*Input data*:
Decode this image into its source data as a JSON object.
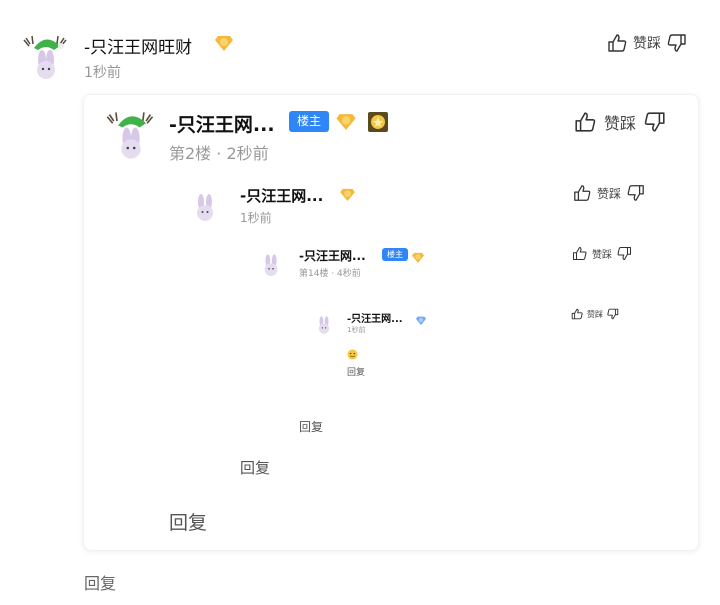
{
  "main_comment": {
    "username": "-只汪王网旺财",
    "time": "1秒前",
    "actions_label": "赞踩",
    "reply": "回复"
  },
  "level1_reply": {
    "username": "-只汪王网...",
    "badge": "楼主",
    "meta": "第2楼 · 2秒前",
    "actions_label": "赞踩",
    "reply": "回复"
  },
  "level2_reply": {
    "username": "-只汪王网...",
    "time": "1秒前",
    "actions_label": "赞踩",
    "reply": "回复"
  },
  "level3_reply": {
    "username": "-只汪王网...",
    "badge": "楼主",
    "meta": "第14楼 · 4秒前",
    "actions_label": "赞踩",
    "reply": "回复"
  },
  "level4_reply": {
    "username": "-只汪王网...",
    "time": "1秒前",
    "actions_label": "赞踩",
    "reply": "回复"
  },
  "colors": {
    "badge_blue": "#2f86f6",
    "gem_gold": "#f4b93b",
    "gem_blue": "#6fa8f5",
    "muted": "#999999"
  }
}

*Exercise brief*:
Retype everything in the material word for word, minus pictures.

*Solution for this exercise*:
Decode this image into its source data as a JSON object.
{
  "main_comment": {
    "username": "-只汪王网旺财",
    "time": "1秒前",
    "actions_label": "赞踩",
    "reply": "回复"
  },
  "level1_reply": {
    "username": "-只汪王网...",
    "badge": "楼主",
    "meta": "第2楼 · 2秒前",
    "actions_label": "赞踩",
    "reply": "回复"
  },
  "level2_reply": {
    "username": "-只汪王网...",
    "time": "1秒前",
    "actions_label": "赞踩",
    "reply": "回复"
  },
  "level3_reply": {
    "username": "-只汪王网...",
    "badge": "楼主",
    "meta": "第14楼 · 4秒前",
    "actions_label": "赞踩",
    "reply": "回复"
  },
  "level4_reply": {
    "username": "-只汪王网...",
    "time": "1秒前",
    "actions_label": "赞踩",
    "reply": "回复"
  },
  "colors": {
    "badge_blue": "#2f86f6",
    "gem_gold": "#f4b93b",
    "gem_blue": "#6fa8f5",
    "muted": "#999999"
  }
}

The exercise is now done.